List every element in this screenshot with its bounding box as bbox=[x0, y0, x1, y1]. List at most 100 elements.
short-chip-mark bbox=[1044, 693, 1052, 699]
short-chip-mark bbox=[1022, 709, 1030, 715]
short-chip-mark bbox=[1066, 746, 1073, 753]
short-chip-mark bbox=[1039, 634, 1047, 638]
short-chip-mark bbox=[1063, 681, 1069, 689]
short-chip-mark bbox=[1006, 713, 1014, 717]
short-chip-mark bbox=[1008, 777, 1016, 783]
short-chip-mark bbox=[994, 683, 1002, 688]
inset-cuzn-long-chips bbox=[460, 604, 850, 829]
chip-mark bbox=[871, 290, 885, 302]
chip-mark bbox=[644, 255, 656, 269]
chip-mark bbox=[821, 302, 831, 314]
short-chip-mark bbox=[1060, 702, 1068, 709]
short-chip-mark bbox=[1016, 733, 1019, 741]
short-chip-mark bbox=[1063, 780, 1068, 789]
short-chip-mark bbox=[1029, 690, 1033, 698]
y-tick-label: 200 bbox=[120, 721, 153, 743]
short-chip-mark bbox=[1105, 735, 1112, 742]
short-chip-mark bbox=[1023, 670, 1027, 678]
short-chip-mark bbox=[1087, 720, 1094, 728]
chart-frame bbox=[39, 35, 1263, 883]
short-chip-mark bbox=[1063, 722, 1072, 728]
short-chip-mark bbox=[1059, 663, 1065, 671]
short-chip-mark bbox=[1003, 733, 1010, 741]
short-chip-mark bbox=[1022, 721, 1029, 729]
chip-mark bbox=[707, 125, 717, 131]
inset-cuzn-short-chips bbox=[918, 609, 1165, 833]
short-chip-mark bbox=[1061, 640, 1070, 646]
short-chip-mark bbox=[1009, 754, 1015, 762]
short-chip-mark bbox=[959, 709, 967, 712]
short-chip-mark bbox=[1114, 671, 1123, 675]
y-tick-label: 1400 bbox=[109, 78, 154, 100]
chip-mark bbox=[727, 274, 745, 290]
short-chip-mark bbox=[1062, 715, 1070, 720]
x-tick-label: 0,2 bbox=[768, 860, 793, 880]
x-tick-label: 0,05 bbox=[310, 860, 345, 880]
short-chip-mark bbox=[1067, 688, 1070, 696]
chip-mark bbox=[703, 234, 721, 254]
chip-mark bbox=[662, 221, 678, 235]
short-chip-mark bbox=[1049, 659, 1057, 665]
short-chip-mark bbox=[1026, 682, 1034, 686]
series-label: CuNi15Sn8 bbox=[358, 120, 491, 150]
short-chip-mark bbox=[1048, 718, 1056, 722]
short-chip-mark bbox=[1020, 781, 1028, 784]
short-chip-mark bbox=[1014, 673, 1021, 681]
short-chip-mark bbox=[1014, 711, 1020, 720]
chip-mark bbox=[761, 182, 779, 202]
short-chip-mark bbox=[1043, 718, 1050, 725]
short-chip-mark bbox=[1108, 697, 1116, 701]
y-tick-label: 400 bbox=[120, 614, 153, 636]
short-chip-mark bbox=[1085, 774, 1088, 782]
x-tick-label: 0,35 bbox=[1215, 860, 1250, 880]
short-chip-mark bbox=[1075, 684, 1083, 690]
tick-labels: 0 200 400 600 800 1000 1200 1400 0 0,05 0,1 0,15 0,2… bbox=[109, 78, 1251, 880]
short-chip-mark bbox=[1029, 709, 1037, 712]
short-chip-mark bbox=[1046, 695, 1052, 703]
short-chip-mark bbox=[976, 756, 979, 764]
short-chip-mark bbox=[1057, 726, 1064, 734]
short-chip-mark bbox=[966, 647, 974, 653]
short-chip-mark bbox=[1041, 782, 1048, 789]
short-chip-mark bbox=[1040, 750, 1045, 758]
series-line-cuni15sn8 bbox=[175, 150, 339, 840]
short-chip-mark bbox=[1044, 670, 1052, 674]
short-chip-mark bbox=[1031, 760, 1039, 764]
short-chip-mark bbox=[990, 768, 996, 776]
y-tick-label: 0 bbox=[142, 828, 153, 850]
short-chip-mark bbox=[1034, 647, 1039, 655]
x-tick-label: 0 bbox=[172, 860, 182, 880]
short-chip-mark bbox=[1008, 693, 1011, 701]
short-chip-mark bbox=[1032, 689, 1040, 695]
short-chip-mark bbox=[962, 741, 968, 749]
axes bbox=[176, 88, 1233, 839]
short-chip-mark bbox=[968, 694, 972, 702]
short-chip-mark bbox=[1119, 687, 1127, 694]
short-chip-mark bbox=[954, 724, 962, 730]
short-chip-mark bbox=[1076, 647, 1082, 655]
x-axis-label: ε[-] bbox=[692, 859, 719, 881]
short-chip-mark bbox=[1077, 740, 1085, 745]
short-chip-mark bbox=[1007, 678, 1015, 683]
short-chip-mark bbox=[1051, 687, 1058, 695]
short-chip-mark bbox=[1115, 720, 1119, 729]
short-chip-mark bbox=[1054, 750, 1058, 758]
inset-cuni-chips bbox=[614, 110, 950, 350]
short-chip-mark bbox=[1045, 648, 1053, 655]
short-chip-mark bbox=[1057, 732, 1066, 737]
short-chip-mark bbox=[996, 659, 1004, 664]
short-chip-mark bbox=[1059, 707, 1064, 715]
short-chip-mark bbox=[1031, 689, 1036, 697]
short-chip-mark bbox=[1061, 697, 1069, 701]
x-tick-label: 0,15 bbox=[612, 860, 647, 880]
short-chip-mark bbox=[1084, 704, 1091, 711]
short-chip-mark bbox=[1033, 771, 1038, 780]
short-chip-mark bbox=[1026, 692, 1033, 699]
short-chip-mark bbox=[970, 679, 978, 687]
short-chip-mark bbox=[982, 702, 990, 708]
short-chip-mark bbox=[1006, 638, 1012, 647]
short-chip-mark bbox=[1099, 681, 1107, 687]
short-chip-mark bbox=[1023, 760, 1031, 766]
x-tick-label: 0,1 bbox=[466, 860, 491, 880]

* [What you should do]:
Rewrite the records from their first line through the line containing "inset-cuzn-long-chips bbox=[460, 604, 850, 829]", inclusive, replacing "short-chip-mark" with "chip-fragment" and leaving everything else unchanged.

* [Expected answer]:
List every element in this screenshot with its bounding box as bbox=[x0, y0, x1, y1]. List at most 100 elements.
chip-fragment bbox=[1044, 693, 1052, 699]
chip-fragment bbox=[1022, 709, 1030, 715]
chip-fragment bbox=[1066, 746, 1073, 753]
chip-fragment bbox=[1039, 634, 1047, 638]
chip-fragment bbox=[1063, 681, 1069, 689]
chip-fragment bbox=[1006, 713, 1014, 717]
chip-fragment bbox=[1008, 777, 1016, 783]
chip-fragment bbox=[994, 683, 1002, 688]
inset-cuzn-long-chips bbox=[460, 604, 850, 829]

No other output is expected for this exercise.